• [Prompt]: Go through the entries and transcribe each one exactly, dropping the pictures.

-- Begin Source material --

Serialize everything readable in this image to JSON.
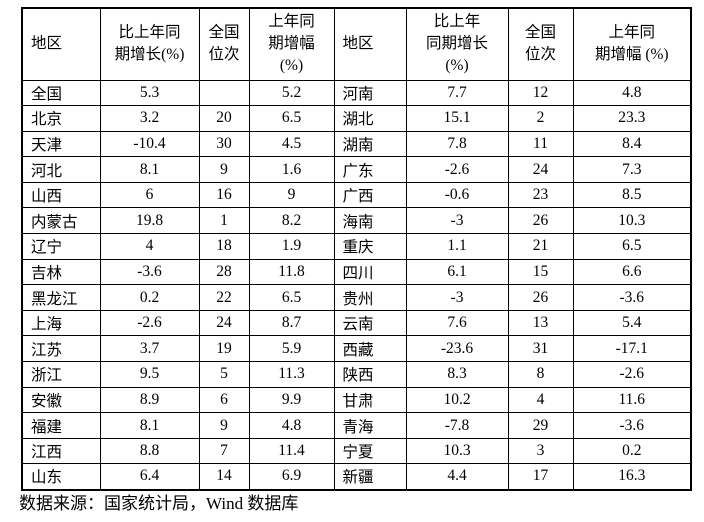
{
  "page": {
    "background": "#ffffff",
    "text_color": "#000000",
    "border_color": "#000000"
  },
  "table": {
    "columns": [
      {
        "id": "region-left",
        "label": "地区",
        "align": "left"
      },
      {
        "id": "yoy-growth-left",
        "label": "比上年同\n期增长(%)",
        "align": "center"
      },
      {
        "id": "national-rank-left",
        "label": "全国\n位次",
        "align": "center"
      },
      {
        "id": "prev-year-growth-left",
        "label": "上年同\n期增幅\n(%)",
        "align": "center"
      },
      {
        "id": "region-right",
        "label": "地区",
        "align": "left"
      },
      {
        "id": "yoy-growth-right",
        "label": "比上年\n同期增长\n(%)",
        "align": "center"
      },
      {
        "id": "national-rank-right",
        "label": "全国\n位次",
        "align": "center"
      },
      {
        "id": "prev-year-growth-right",
        "label": "上年同\n期增幅 (%)",
        "align": "center"
      }
    ],
    "rows": [
      [
        "全国",
        "5.3",
        "",
        "5.2",
        "河南",
        "7.7",
        "12",
        "4.8"
      ],
      [
        "北京",
        "3.2",
        "20",
        "6.5",
        "湖北",
        "15.1",
        "2",
        "23.3"
      ],
      [
        "天津",
        "-10.4",
        "30",
        "4.5",
        "湖南",
        "7.8",
        "11",
        "8.4"
      ],
      [
        "河北",
        "8.1",
        "9",
        "1.6",
        "广东",
        "-2.6",
        "24",
        "7.3"
      ],
      [
        "山西",
        "6",
        "16",
        "9",
        "广西",
        "-0.6",
        "23",
        "8.5"
      ],
      [
        "内蒙古",
        "19.8",
        "1",
        "8.2",
        "海南",
        "-3",
        "26",
        "10.3"
      ],
      [
        "辽宁",
        "4",
        "18",
        "1.9",
        "重庆",
        "1.1",
        "21",
        "6.5"
      ],
      [
        "吉林",
        "-3.6",
        "28",
        "11.8",
        "四川",
        "6.1",
        "15",
        "6.6"
      ],
      [
        "黑龙江",
        "0.2",
        "22",
        "6.5",
        "贵州",
        "-3",
        "26",
        "-3.6"
      ],
      [
        "上海",
        "-2.6",
        "24",
        "8.7",
        "云南",
        "7.6",
        "13",
        "5.4"
      ],
      [
        "江苏",
        "3.7",
        "19",
        "5.9",
        "西藏",
        "-23.6",
        "31",
        "-17.1"
      ],
      [
        "浙江",
        "9.5",
        "5",
        "11.3",
        "陕西",
        "8.3",
        "8",
        "-2.6"
      ],
      [
        "安徽",
        "8.9",
        "6",
        "9.9",
        "甘肃",
        "10.2",
        "4",
        "11.6"
      ],
      [
        "福建",
        "8.1",
        "9",
        "4.8",
        "青海",
        "-7.8",
        "29",
        "-3.6"
      ],
      [
        "江西",
        "8.8",
        "7",
        "11.4",
        "宁夏",
        "10.3",
        "3",
        "0.2"
      ],
      [
        "山东",
        "6.4",
        "14",
        "6.9",
        "新疆",
        "4.4",
        "17",
        "16.3"
      ]
    ]
  },
  "footer": {
    "text": "数据来源：国家统计局，Wind 数据库"
  }
}
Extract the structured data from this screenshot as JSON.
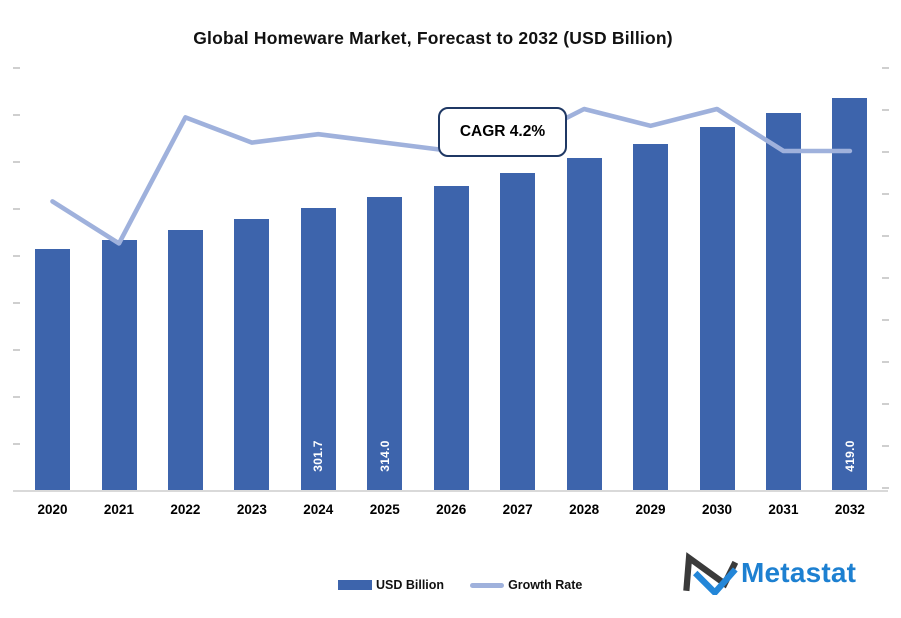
{
  "title": "Global Homeware Market, Forecast to 2032 (USD Billion)",
  "annotation": {
    "cagr_label": "CAGR 4.2%"
  },
  "legend": {
    "bar_label": "USD Billion",
    "line_label": "Growth Rate"
  },
  "logo": {
    "text": "Metastat"
  },
  "colors": {
    "bar": "#3D64AC",
    "line": "#9FB1DC",
    "cagr_border": "#1F3864",
    "axis_line": "#D9D9D9",
    "tick": "#CFCFCF",
    "bar_value_label": "#FFFFFF",
    "logo_dark": "#3A3A3A",
    "logo_blue": "#2386D8",
    "logo_text": "#1D80D1"
  },
  "chart_data": {
    "type": "bar",
    "title": "Global Homeware Market, Forecast to 2032 (USD Billion)",
    "categories": [
      "2020",
      "2021",
      "2022",
      "2023",
      "2024",
      "2025",
      "2026",
      "2027",
      "2028",
      "2029",
      "2030",
      "2031",
      "2032"
    ],
    "series": [
      {
        "name": "USD Billion",
        "type": "bar",
        "values": [
          258,
          268,
          278,
          290,
          301.7,
          314.0,
          325,
          339,
          355,
          370,
          388,
          403,
          419.0
        ],
        "shown_value_labels": [
          "",
          "",
          "",
          "",
          "301.7",
          "314.0",
          "",
          "",
          "",
          "",
          "",
          "",
          "419.0"
        ]
      },
      {
        "name": "Growth Rate",
        "type": "line",
        "unit": "%",
        "values": [
          3.4,
          2.9,
          4.4,
          4.1,
          4.2,
          4.1,
          4.0,
          4.1,
          4.5,
          4.3,
          4.5,
          4.0,
          4.0
        ]
      }
    ],
    "annotations": [
      "CAGR 4.2%"
    ],
    "xlabel": "",
    "ylabel": "",
    "left_axis": {
      "min": 0,
      "max": 450,
      "tick_step": 50,
      "labels_visible": false
    },
    "right_axis": {
      "min": 0,
      "max": 5,
      "tick_step": 0.5,
      "labels_visible": false
    },
    "legend_position": "bottom",
    "grid": false
  }
}
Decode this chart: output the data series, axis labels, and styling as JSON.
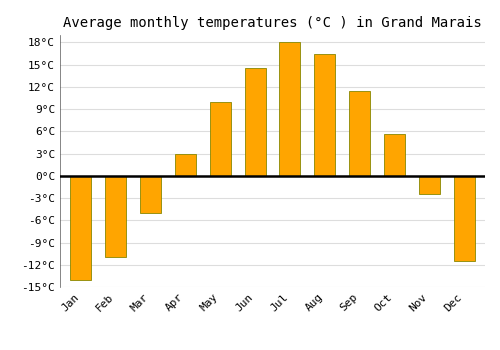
{
  "title": "Average monthly temperatures (°C ) in Grand Marais",
  "months": [
    "Jan",
    "Feb",
    "Mar",
    "Apr",
    "May",
    "Jun",
    "Jul",
    "Aug",
    "Sep",
    "Oct",
    "Nov",
    "Dec"
  ],
  "values": [
    -14,
    -11,
    -5,
    3,
    10,
    14.5,
    18,
    16.5,
    11.5,
    5.7,
    -2.5,
    -11.5
  ],
  "bar_color": "#FFA500",
  "bar_edge_color": "#888800",
  "ylim": [
    -15,
    19
  ],
  "yticks": [
    -15,
    -12,
    -9,
    -6,
    -3,
    0,
    3,
    6,
    9,
    12,
    15,
    18
  ],
  "ytick_labels": [
    "-15°C",
    "-12°C",
    "-9°C",
    "-6°C",
    "-3°C",
    "0°C",
    "3°C",
    "6°C",
    "9°C",
    "12°C",
    "15°C",
    "18°C"
  ],
  "plot_bg_color": "#ffffff",
  "fig_bg_color": "#ffffff",
  "grid_color": "#dddddd",
  "zero_line_color": "#000000",
  "title_fontsize": 10,
  "tick_fontsize": 8,
  "bar_width": 0.6
}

-- End Source material --

• [Task output]:
Serialize everything readable in this image to JSON.
{
  "page": {
    "background": "#ffffff",
    "text_color": "#000000",
    "border_color": "#000000"
  },
  "table": {
    "columns": [
      {
        "id": "region-left",
        "label": "地区",
        "align": "left"
      },
      {
        "id": "yoy-growth-left",
        "label": "比上年同\n期增长(%)",
        "align": "center"
      },
      {
        "id": "national-rank-left",
        "label": "全国\n位次",
        "align": "center"
      },
      {
        "id": "prev-year-growth-left",
        "label": "上年同\n期增幅\n(%)",
        "align": "center"
      },
      {
        "id": "region-right",
        "label": "地区",
        "align": "left"
      },
      {
        "id": "yoy-growth-right",
        "label": "比上年\n同期增长\n(%)",
        "align": "center"
      },
      {
        "id": "national-rank-right",
        "label": "全国\n位次",
        "align": "center"
      },
      {
        "id": "prev-year-growth-right",
        "label": "上年同\n期增幅 (%)",
        "align": "center"
      }
    ],
    "rows": [
      [
        "全国",
        "5.3",
        "",
        "5.2",
        "河南",
        "7.7",
        "12",
        "4.8"
      ],
      [
        "北京",
        "3.2",
        "20",
        "6.5",
        "湖北",
        "15.1",
        "2",
        "23.3"
      ],
      [
        "天津",
        "-10.4",
        "30",
        "4.5",
        "湖南",
        "7.8",
        "11",
        "8.4"
      ],
      [
        "河北",
        "8.1",
        "9",
        "1.6",
        "广东",
        "-2.6",
        "24",
        "7.3"
      ],
      [
        "山西",
        "6",
        "16",
        "9",
        "广西",
        "-0.6",
        "23",
        "8.5"
      ],
      [
        "内蒙古",
        "19.8",
        "1",
        "8.2",
        "海南",
        "-3",
        "26",
        "10.3"
      ],
      [
        "辽宁",
        "4",
        "18",
        "1.9",
        "重庆",
        "1.1",
        "21",
        "6.5"
      ],
      [
        "吉林",
        "-3.6",
        "28",
        "11.8",
        "四川",
        "6.1",
        "15",
        "6.6"
      ],
      [
        "黑龙江",
        "0.2",
        "22",
        "6.5",
        "贵州",
        "-3",
        "26",
        "-3.6"
      ],
      [
        "上海",
        "-2.6",
        "24",
        "8.7",
        "云南",
        "7.6",
        "13",
        "5.4"
      ],
      [
        "江苏",
        "3.7",
        "19",
        "5.9",
        "西藏",
        "-23.6",
        "31",
        "-17.1"
      ],
      [
        "浙江",
        "9.5",
        "5",
        "11.3",
        "陕西",
        "8.3",
        "8",
        "-2.6"
      ],
      [
        "安徽",
        "8.9",
        "6",
        "9.9",
        "甘肃",
        "10.2",
        "4",
        "11.6"
      ],
      [
        "福建",
        "8.1",
        "9",
        "4.8",
        "青海",
        "-7.8",
        "29",
        "-3.6"
      ],
      [
        "江西",
        "8.8",
        "7",
        "11.4",
        "宁夏",
        "10.3",
        "3",
        "0.2"
      ],
      [
        "山东",
        "6.4",
        "14",
        "6.9",
        "新疆",
        "4.4",
        "17",
        "16.3"
      ]
    ]
  },
  "footer": {
    "text": "数据来源：国家统计局，Wind 数据库"
  }
}
Extract the structured data from this screenshot as JSON.
{
  "title": "Global Homeware Market, Forecast to 2032 (USD Billion)",
  "annotation": {
    "cagr_label": "CAGR 4.2%"
  },
  "legend": {
    "bar_label": "USD Billion",
    "line_label": "Growth Rate"
  },
  "logo": {
    "text": "Metastat"
  },
  "colors": {
    "bar": "#3D64AC",
    "line": "#9FB1DC",
    "cagr_border": "#1F3864",
    "axis_line": "#D9D9D9",
    "tick": "#CFCFCF",
    "bar_value_label": "#FFFFFF",
    "logo_dark": "#3A3A3A",
    "logo_blue": "#2386D8",
    "logo_text": "#1D80D1"
  },
  "chart_data": {
    "type": "bar",
    "title": "Global Homeware Market, Forecast to 2032 (USD Billion)",
    "categories": [
      "2020",
      "2021",
      "2022",
      "2023",
      "2024",
      "2025",
      "2026",
      "2027",
      "2028",
      "2029",
      "2030",
      "2031",
      "2032"
    ],
    "series": [
      {
        "name": "USD Billion",
        "type": "bar",
        "values": [
          258,
          268,
          278,
          290,
          301.7,
          314.0,
          325,
          339,
          355,
          370,
          388,
          403,
          419.0
        ],
        "shown_value_labels": [
          "",
          "",
          "",
          "",
          "301.7",
          "314.0",
          "",
          "",
          "",
          "",
          "",
          "",
          "419.0"
        ]
      },
      {
        "name": "Growth Rate",
        "type": "line",
        "unit": "%",
        "values": [
          3.4,
          2.9,
          4.4,
          4.1,
          4.2,
          4.1,
          4.0,
          4.1,
          4.5,
          4.3,
          4.5,
          4.0,
          4.0
        ]
      }
    ],
    "annotations": [
      "CAGR 4.2%"
    ],
    "xlabel": "",
    "ylabel": "",
    "left_axis": {
      "min": 0,
      "max": 450,
      "tick_step": 50,
      "labels_visible": false
    },
    "right_axis": {
      "min": 0,
      "max": 5,
      "tick_step": 0.5,
      "labels_visible": false
    },
    "legend_position": "bottom",
    "grid": false
  }
}
Decode this chart: output the data series, axis labels, and styling as JSON.
{
  "title": "Average monthly temperatures (°C ) in Grand Marais",
  "months": [
    "Jan",
    "Feb",
    "Mar",
    "Apr",
    "May",
    "Jun",
    "Jul",
    "Aug",
    "Sep",
    "Oct",
    "Nov",
    "Dec"
  ],
  "values": [
    -14,
    -11,
    -5,
    3,
    10,
    14.5,
    18,
    16.5,
    11.5,
    5.7,
    -2.5,
    -11.5
  ],
  "bar_color": "#FFA500",
  "bar_edge_color": "#888800",
  "ylim": [
    -15,
    19
  ],
  "yticks": [
    -15,
    -12,
    -9,
    -6,
    -3,
    0,
    3,
    6,
    9,
    12,
    15,
    18
  ],
  "ytick_labels": [
    "-15°C",
    "-12°C",
    "-9°C",
    "-6°C",
    "-3°C",
    "0°C",
    "3°C",
    "6°C",
    "9°C",
    "12°C",
    "15°C",
    "18°C"
  ],
  "plot_bg_color": "#ffffff",
  "fig_bg_color": "#ffffff",
  "grid_color": "#dddddd",
  "zero_line_color": "#000000",
  "title_fontsize": 10,
  "tick_fontsize": 8,
  "bar_width": 0.6
}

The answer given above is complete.